• Direction
Every line in the listing is to be echoed verbatim.

[Begin Data shown]

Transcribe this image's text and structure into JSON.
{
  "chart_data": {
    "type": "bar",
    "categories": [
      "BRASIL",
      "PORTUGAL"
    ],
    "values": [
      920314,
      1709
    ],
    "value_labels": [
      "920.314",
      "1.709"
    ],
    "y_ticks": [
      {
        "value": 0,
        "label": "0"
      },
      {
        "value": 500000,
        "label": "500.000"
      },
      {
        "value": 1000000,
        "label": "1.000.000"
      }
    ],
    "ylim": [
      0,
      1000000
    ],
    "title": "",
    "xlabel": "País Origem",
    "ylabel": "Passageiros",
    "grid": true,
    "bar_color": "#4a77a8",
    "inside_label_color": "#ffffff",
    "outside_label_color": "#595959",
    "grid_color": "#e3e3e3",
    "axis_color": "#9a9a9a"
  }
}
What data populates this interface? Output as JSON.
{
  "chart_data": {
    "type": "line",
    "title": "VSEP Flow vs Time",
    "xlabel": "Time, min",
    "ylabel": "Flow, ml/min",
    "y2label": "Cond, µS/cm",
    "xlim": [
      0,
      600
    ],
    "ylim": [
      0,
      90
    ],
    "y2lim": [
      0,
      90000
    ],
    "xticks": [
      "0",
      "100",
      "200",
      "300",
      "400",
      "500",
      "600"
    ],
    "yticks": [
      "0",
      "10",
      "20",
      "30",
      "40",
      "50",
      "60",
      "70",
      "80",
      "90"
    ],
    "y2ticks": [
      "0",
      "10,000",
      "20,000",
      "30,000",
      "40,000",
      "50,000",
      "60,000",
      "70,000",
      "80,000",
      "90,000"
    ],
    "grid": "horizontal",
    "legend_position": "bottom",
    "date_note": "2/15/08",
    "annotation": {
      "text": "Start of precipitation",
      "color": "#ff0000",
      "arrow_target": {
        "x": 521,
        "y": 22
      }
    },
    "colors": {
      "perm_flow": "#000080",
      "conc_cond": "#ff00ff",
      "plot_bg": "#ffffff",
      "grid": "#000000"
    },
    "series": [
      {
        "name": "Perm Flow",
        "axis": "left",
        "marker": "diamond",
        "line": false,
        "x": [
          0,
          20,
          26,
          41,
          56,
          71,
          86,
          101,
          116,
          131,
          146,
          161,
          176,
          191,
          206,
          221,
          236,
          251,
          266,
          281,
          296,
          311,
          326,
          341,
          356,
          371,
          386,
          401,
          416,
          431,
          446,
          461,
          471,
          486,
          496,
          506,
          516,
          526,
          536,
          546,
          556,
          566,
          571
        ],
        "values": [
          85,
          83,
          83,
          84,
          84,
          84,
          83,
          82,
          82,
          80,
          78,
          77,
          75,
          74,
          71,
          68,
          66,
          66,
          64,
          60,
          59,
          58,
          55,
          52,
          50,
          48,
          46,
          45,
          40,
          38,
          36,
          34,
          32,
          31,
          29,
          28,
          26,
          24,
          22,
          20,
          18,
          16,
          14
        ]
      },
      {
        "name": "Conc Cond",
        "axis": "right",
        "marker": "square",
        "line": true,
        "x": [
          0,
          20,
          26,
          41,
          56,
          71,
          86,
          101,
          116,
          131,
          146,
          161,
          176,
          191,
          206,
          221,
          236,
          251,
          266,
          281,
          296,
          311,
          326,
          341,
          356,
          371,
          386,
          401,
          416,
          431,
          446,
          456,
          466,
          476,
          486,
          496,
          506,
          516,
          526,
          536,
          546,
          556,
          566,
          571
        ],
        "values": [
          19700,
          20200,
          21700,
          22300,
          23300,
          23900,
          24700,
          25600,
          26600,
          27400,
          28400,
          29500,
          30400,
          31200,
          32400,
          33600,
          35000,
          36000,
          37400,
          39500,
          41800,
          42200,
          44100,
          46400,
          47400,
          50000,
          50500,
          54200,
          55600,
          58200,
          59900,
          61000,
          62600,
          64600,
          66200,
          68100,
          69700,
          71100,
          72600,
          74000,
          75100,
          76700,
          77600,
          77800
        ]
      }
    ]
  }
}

[End Data shown]

• Final answer
Transcribe this image's text and structure into JSON.
{
  "chart_data": {
    "type": "bar",
    "categories": [
      "BRASIL",
      "PORTUGAL"
    ],
    "values": [
      920314,
      1709
    ],
    "value_labels": [
      "920.314",
      "1.709"
    ],
    "y_ticks": [
      {
        "value": 0,
        "label": "0"
      },
      {
        "value": 500000,
        "label": "500.000"
      },
      {
        "value": 1000000,
        "label": "1.000.000"
      }
    ],
    "ylim": [
      0,
      1000000
    ],
    "title": "",
    "xlabel": "País Origem",
    "ylabel": "Passageiros",
    "grid": true,
    "bar_color": "#4a77a8",
    "inside_label_color": "#ffffff",
    "outside_label_color": "#595959",
    "grid_color": "#e3e3e3",
    "axis_color": "#9a9a9a"
  }
}
What data populates this interface? Output as JSON.
{
  "chart_data": {
    "type": "line",
    "title": "VSEP Flow vs Time",
    "xlabel": "Time, min",
    "ylabel": "Flow, ml/min",
    "y2label": "Cond, µS/cm",
    "xlim": [
      0,
      600
    ],
    "ylim": [
      0,
      90
    ],
    "y2lim": [
      0,
      90000
    ],
    "xticks": [
      "0",
      "100",
      "200",
      "300",
      "400",
      "500",
      "600"
    ],
    "yticks": [
      "0",
      "10",
      "20",
      "30",
      "40",
      "50",
      "60",
      "70",
      "80",
      "90"
    ],
    "y2ticks": [
      "0",
      "10,000",
      "20,000",
      "30,000",
      "40,000",
      "50,000",
      "60,000",
      "70,000",
      "80,000",
      "90,000"
    ],
    "grid": "horizontal",
    "legend_position": "bottom",
    "date_note": "2/15/08",
    "annotation": {
      "text": "Start of precipitation",
      "color": "#ff0000",
      "arrow_target": {
        "x": 521,
        "y": 22
      }
    },
    "colors": {
      "perm_flow": "#000080",
      "conc_cond": "#ff00ff",
      "plot_bg": "#ffffff",
      "grid": "#000000"
    },
    "series": [
      {
        "name": "Perm Flow",
        "axis": "left",
        "marker": "diamond",
        "line": false,
        "x": [
          0,
          20,
          26,
          41,
          56,
          71,
          86,
          101,
          116,
          131,
          146,
          161,
          176,
          191,
          206,
          221,
          236,
          251,
          266,
          281,
          296,
          311,
          326,
          341,
          356,
          371,
          386,
          401,
          416,
          431,
          446,
          461,
          471,
          486,
          496,
          506,
          516,
          526,
          536,
          546,
          556,
          566,
          571
        ],
        "values": [
          85,
          83,
          83,
          84,
          84,
          84,
          83,
          82,
          82,
          80,
          78,
          77,
          75,
          74,
          71,
          68,
          66,
          66,
          64,
          60,
          59,
          58,
          55,
          52,
          50,
          48,
          46,
          45,
          40,
          38,
          36,
          34,
          32,
          31,
          29,
          28,
          26,
          24,
          22,
          20,
          18,
          16,
          14
        ]
      },
      {
        "name": "Conc Cond",
        "axis": "right",
        "marker": "square",
        "line": true,
        "x": [
          0,
          20,
          26,
          41,
          56,
          71,
          86,
          101,
          116,
          131,
          146,
          161,
          176,
          191,
          206,
          221,
          236,
          251,
          266,
          281,
          296,
          311,
          326,
          341,
          356,
          371,
          386,
          401,
          416,
          431,
          446,
          456,
          466,
          476,
          486,
          496,
          506,
          516,
          526,
          536,
          546,
          556,
          566,
          571
        ],
        "values": [
          19700,
          20200,
          21700,
          22300,
          23300,
          23900,
          24700,
          25600,
          26600,
          27400,
          28400,
          29500,
          30400,
          31200,
          32400,
          33600,
          35000,
          36000,
          37400,
          39500,
          41800,
          42200,
          44100,
          46400,
          47400,
          50000,
          50500,
          54200,
          55600,
          58200,
          59900,
          61000,
          62600,
          64600,
          66200,
          68100,
          69700,
          71100,
          72600,
          74000,
          75100,
          76700,
          77600,
          77800
        ]
      }
    ]
  }
}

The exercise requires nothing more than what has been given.